__Exercise details__:
Copy every line with the string "Find" in it.

__Provided entries__:
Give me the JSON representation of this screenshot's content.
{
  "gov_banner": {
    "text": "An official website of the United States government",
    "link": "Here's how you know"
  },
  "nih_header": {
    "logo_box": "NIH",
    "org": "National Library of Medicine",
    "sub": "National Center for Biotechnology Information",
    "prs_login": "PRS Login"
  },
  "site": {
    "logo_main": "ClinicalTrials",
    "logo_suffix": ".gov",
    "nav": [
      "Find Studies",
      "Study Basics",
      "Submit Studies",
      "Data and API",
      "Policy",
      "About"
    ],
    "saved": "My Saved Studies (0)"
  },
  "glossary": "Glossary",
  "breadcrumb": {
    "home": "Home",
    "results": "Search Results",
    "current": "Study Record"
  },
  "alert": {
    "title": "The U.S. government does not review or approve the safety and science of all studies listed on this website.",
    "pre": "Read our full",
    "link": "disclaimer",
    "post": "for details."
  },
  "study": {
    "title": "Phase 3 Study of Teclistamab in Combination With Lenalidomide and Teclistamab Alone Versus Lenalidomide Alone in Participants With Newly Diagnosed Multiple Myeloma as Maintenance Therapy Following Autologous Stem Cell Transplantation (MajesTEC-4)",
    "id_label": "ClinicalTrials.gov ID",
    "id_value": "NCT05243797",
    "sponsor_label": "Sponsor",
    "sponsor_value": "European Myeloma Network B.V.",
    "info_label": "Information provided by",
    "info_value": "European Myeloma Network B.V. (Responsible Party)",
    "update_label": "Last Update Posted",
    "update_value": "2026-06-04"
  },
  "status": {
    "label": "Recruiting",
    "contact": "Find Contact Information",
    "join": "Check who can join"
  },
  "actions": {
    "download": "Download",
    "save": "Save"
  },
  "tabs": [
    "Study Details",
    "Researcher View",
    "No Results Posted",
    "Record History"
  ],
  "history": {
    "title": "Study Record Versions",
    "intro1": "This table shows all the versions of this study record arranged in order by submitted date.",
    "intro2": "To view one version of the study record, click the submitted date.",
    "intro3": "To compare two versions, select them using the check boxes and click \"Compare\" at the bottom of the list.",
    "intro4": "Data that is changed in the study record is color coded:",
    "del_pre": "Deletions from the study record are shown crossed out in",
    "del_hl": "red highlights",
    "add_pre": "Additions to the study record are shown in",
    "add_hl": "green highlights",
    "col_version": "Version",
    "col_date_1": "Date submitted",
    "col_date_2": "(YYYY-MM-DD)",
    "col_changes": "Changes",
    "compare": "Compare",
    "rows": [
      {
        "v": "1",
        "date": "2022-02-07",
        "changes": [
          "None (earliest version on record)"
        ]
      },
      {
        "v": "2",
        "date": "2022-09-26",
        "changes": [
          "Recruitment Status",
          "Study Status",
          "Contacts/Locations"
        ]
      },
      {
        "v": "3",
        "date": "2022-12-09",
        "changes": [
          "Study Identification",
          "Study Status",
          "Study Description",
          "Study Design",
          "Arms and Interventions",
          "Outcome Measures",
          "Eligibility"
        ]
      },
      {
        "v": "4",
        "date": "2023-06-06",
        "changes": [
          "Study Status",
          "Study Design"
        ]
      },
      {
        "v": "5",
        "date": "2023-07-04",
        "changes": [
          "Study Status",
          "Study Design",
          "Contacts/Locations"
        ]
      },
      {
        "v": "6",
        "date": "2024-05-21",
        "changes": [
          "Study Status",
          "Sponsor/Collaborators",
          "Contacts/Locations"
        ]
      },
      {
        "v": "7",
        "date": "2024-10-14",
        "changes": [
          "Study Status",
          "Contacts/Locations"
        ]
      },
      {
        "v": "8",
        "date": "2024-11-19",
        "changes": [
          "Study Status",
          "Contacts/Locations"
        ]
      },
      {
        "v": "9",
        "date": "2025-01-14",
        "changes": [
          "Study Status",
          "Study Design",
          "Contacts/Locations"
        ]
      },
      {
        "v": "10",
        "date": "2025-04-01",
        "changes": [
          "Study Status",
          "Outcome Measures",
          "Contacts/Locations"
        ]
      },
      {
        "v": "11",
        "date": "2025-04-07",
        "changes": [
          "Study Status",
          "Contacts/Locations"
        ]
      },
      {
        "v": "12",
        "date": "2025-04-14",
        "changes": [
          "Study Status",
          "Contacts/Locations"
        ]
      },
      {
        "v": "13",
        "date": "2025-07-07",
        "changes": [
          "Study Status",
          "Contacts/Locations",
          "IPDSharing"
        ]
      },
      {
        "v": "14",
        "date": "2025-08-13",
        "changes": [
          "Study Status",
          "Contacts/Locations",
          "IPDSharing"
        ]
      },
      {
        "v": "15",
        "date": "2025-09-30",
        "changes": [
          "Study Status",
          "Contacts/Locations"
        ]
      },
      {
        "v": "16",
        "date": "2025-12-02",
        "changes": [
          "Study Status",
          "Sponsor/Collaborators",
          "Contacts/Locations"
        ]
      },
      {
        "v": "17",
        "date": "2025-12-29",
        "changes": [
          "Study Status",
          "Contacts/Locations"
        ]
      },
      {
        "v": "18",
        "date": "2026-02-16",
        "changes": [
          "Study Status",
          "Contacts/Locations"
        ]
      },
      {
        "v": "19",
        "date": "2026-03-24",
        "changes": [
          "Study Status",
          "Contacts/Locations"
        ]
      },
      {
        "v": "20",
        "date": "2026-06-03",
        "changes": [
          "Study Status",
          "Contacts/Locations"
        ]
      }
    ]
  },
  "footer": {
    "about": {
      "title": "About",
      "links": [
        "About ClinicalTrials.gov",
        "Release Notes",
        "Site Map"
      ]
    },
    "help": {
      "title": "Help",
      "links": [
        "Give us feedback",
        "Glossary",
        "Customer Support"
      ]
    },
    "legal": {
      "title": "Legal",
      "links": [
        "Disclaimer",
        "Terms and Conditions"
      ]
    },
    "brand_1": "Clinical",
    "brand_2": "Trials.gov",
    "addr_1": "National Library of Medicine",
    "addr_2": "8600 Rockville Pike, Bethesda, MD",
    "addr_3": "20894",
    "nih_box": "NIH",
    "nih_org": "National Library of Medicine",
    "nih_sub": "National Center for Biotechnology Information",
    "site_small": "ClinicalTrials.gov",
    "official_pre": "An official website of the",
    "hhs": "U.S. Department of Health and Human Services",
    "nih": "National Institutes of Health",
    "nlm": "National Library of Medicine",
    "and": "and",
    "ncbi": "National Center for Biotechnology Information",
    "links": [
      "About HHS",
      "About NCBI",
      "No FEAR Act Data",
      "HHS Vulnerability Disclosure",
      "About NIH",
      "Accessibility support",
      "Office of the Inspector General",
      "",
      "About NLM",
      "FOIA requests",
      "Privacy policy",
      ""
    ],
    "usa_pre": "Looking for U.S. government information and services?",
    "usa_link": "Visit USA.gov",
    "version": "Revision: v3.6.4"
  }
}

__Exercise result__:
      "Find Studies",
    "contact": "Find Contact Information",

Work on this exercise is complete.